# Start of DATA SECTION
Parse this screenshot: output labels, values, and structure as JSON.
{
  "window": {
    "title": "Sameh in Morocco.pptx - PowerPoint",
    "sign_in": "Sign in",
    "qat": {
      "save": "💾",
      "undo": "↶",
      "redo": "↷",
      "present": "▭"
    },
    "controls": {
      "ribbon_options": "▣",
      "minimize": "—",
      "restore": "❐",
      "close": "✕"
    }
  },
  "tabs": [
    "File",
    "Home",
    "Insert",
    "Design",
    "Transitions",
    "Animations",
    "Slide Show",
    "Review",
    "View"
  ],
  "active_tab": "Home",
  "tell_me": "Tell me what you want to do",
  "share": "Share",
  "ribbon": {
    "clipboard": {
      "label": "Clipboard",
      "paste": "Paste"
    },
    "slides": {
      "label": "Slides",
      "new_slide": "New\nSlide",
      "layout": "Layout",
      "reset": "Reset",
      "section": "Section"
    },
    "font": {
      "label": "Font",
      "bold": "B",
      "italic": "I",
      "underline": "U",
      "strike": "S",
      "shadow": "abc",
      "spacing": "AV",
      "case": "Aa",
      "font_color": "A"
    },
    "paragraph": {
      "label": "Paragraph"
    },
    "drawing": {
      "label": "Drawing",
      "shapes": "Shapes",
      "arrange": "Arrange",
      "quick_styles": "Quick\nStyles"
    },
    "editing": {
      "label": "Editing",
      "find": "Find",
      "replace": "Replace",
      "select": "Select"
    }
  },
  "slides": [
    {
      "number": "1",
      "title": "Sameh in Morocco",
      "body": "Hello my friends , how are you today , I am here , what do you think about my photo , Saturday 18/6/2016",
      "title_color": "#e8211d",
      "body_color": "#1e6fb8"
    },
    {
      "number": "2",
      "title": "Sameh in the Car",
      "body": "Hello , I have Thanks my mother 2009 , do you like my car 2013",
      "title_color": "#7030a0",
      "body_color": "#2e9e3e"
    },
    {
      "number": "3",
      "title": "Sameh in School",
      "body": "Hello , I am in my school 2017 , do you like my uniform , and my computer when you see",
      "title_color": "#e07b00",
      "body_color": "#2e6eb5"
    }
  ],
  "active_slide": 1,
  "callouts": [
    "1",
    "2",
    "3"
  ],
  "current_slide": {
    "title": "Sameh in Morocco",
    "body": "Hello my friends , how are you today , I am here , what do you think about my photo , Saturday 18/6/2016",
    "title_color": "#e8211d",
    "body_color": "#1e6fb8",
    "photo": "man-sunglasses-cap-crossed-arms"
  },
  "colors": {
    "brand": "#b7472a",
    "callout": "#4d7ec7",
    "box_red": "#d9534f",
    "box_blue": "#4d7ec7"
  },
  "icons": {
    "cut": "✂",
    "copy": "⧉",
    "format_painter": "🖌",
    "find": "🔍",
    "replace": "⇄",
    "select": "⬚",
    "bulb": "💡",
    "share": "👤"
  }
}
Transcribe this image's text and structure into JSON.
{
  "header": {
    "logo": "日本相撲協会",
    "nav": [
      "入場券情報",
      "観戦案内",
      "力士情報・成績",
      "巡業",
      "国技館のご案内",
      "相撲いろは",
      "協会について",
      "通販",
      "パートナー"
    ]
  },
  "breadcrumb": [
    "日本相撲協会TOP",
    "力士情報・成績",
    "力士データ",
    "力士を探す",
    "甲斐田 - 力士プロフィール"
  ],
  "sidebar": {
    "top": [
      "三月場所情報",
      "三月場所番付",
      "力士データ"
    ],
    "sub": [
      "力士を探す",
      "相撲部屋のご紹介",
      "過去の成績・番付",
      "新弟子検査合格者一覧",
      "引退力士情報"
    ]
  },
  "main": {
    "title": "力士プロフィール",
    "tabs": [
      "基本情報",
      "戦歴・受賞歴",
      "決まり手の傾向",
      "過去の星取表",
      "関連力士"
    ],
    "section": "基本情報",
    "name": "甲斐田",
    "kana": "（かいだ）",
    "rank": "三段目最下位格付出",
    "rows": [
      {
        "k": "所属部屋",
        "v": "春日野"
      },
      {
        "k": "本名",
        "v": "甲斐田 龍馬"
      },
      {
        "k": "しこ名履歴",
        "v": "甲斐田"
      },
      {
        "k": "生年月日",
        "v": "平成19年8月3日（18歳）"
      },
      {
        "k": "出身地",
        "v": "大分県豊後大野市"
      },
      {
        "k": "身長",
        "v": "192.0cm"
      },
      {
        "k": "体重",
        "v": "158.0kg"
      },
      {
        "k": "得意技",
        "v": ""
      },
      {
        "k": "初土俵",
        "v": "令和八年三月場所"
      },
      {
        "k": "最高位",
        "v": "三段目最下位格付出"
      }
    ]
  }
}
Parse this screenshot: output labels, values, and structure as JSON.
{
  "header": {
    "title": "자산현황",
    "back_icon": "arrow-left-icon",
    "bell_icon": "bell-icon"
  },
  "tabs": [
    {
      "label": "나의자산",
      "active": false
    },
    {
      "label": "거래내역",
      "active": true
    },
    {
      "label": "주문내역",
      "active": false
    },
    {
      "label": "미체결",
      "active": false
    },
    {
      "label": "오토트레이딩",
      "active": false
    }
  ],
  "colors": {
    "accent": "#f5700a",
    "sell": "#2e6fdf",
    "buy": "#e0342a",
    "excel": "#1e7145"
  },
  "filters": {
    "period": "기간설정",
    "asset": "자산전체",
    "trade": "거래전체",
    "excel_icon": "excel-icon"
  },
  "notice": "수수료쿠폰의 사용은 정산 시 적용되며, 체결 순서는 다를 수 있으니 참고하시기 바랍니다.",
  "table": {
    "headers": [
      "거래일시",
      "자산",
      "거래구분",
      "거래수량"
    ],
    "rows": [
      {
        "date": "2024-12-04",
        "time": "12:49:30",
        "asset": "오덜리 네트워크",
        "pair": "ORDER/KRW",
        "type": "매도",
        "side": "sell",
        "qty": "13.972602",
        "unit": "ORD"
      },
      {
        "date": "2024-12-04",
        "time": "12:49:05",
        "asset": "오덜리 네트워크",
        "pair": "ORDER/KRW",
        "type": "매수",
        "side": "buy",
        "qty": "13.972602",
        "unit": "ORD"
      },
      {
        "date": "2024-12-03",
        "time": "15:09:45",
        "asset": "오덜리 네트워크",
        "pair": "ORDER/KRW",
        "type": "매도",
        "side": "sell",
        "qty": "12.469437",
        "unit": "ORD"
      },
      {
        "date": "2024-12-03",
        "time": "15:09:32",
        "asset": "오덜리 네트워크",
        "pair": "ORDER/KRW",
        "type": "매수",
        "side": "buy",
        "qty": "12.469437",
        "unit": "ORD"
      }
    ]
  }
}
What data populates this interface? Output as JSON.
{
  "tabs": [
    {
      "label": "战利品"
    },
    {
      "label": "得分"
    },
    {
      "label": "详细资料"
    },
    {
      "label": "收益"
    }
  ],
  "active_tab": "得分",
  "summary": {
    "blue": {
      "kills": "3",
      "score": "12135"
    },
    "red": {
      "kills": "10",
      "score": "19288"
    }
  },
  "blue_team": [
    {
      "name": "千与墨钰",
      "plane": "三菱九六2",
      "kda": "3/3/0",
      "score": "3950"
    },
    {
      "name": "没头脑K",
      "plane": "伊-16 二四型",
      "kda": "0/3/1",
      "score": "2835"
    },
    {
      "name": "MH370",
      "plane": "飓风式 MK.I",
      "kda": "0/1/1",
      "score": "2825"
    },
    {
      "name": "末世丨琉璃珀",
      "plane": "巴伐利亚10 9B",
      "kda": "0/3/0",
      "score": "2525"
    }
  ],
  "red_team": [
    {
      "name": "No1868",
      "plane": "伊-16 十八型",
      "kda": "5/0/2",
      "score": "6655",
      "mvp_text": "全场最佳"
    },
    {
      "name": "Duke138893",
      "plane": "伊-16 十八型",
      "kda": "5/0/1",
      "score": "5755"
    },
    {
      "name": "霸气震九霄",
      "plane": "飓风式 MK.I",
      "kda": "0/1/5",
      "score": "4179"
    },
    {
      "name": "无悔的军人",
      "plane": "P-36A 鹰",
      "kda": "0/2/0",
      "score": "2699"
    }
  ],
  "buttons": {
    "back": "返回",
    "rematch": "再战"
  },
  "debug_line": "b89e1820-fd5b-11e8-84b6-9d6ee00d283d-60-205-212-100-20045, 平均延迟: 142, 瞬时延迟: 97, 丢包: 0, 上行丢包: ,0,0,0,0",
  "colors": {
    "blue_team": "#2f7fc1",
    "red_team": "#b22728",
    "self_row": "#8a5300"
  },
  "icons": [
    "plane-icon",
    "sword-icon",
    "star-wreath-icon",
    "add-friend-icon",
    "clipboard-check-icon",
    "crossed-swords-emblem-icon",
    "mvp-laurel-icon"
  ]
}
# End of DATA SECTION
» TASK TO COMPLETE: Copy out each line of the data containing the string "plane".

» OUTPUT FOR THIS EXERCISE:
      "plane": "三菱九六2",
      "plane": "伊-16 二四型",
      "plane": "飓风式 MK.I",
      "plane": "巴伐利亚10 9B",
      "plane": "伊-16 十八型",
      "plane": "伊-16 十八型",
      "plane": "飓风式 MK.I",
      "plane": "P-36A 鹰",
    "plane-icon",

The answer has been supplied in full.